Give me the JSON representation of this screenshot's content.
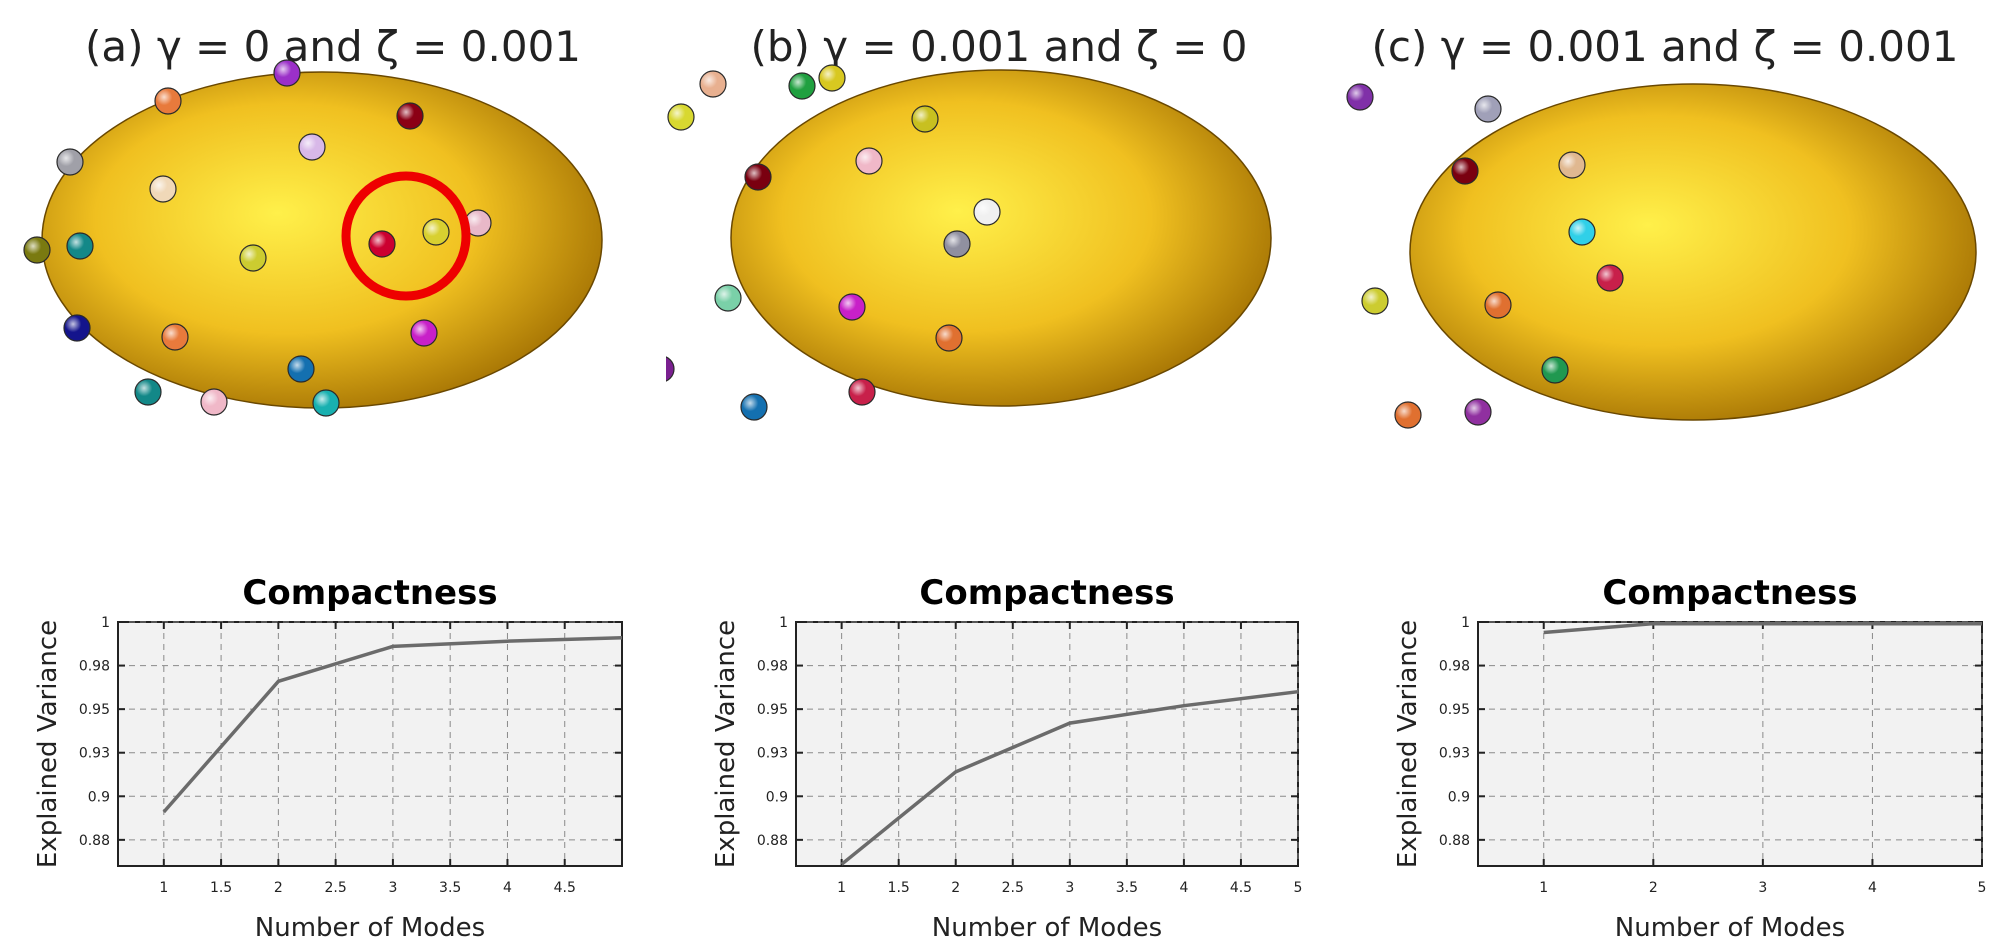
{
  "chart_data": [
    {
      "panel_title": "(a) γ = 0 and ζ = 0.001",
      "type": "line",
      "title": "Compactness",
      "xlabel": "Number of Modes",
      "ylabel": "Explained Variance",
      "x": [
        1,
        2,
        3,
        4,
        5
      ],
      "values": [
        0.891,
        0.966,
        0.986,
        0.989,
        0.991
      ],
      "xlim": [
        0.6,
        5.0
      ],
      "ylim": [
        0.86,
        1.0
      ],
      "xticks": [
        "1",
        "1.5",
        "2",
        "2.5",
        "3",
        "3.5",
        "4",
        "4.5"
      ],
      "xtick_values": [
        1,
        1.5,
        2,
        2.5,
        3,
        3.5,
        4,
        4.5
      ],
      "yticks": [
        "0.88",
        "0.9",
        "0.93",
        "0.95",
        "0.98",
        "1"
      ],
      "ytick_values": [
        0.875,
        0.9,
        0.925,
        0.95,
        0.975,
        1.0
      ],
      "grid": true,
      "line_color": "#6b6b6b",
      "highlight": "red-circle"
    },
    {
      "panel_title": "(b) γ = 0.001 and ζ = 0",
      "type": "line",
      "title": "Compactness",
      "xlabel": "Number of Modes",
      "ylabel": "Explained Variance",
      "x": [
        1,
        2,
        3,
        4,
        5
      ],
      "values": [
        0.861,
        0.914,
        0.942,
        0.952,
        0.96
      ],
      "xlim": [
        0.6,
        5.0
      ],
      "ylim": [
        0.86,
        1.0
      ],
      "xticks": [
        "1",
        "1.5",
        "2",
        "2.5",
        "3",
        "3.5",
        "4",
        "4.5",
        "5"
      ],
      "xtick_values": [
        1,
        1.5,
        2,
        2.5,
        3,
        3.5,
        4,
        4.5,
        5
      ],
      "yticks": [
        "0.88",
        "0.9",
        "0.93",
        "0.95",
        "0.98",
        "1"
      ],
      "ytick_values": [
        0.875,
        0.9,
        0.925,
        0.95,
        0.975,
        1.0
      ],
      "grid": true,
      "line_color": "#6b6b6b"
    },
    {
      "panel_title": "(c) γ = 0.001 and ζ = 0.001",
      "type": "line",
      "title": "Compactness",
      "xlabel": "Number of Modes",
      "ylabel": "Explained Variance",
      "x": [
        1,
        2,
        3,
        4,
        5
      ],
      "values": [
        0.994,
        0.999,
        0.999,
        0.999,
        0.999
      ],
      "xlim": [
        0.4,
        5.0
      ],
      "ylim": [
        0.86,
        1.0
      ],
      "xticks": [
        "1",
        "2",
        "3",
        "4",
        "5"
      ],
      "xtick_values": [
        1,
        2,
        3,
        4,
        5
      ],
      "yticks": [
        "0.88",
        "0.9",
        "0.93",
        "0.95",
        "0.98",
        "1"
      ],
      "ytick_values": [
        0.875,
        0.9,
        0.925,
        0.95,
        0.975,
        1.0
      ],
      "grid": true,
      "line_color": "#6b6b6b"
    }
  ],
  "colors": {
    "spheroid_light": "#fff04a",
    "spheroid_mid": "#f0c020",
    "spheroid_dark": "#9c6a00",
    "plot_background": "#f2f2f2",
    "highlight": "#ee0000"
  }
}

EXERCISE OBJECTIVE:
Reproduce the listing exactly. Leave its pictures out.

TASK SOLUTION:
Give me the JSON representation of this screenshot's content.
{
  "chart_data": [
    {
      "panel_title": "(a) γ = 0 and ζ = 0.001",
      "type": "line",
      "title": "Compactness",
      "xlabel": "Number of Modes",
      "ylabel": "Explained Variance",
      "x": [
        1,
        2,
        3,
        4,
        5
      ],
      "values": [
        0.891,
        0.966,
        0.986,
        0.989,
        0.991
      ],
      "xlim": [
        0.6,
        5.0
      ],
      "ylim": [
        0.86,
        1.0
      ],
      "xticks": [
        "1",
        "1.5",
        "2",
        "2.5",
        "3",
        "3.5",
        "4",
        "4.5"
      ],
      "xtick_values": [
        1,
        1.5,
        2,
        2.5,
        3,
        3.5,
        4,
        4.5
      ],
      "yticks": [
        "0.88",
        "0.9",
        "0.93",
        "0.95",
        "0.98",
        "1"
      ],
      "ytick_values": [
        0.875,
        0.9,
        0.925,
        0.95,
        0.975,
        1.0
      ],
      "grid": true,
      "line_color": "#6b6b6b",
      "highlight": "red-circle"
    },
    {
      "panel_title": "(b) γ = 0.001 and ζ = 0",
      "type": "line",
      "title": "Compactness",
      "xlabel": "Number of Modes",
      "ylabel": "Explained Variance",
      "x": [
        1,
        2,
        3,
        4,
        5
      ],
      "values": [
        0.861,
        0.914,
        0.942,
        0.952,
        0.96
      ],
      "xlim": [
        0.6,
        5.0
      ],
      "ylim": [
        0.86,
        1.0
      ],
      "xticks": [
        "1",
        "1.5",
        "2",
        "2.5",
        "3",
        "3.5",
        "4",
        "4.5",
        "5"
      ],
      "xtick_values": [
        1,
        1.5,
        2,
        2.5,
        3,
        3.5,
        4,
        4.5,
        5
      ],
      "yticks": [
        "0.88",
        "0.9",
        "0.93",
        "0.95",
        "0.98",
        "1"
      ],
      "ytick_values": [
        0.875,
        0.9,
        0.925,
        0.95,
        0.975,
        1.0
      ],
      "grid": true,
      "line_color": "#6b6b6b"
    },
    {
      "panel_title": "(c) γ = 0.001 and ζ = 0.001",
      "type": "line",
      "title": "Compactness",
      "xlabel": "Number of Modes",
      "ylabel": "Explained Variance",
      "x": [
        1,
        2,
        3,
        4,
        5
      ],
      "values": [
        0.994,
        0.999,
        0.999,
        0.999,
        0.999
      ],
      "xlim": [
        0.4,
        5.0
      ],
      "ylim": [
        0.86,
        1.0
      ],
      "xticks": [
        "1",
        "2",
        "3",
        "4",
        "5"
      ],
      "xtick_values": [
        1,
        2,
        3,
        4,
        5
      ],
      "yticks": [
        "0.88",
        "0.9",
        "0.93",
        "0.95",
        "0.98",
        "1"
      ],
      "ytick_values": [
        0.875,
        0.9,
        0.925,
        0.95,
        0.975,
        1.0
      ],
      "grid": true,
      "line_color": "#6b6b6b"
    }
  ],
  "colors": {
    "spheroid_light": "#fff04a",
    "spheroid_mid": "#f0c020",
    "spheroid_dark": "#9c6a00",
    "plot_background": "#f2f2f2",
    "highlight": "#ee0000"
  }
}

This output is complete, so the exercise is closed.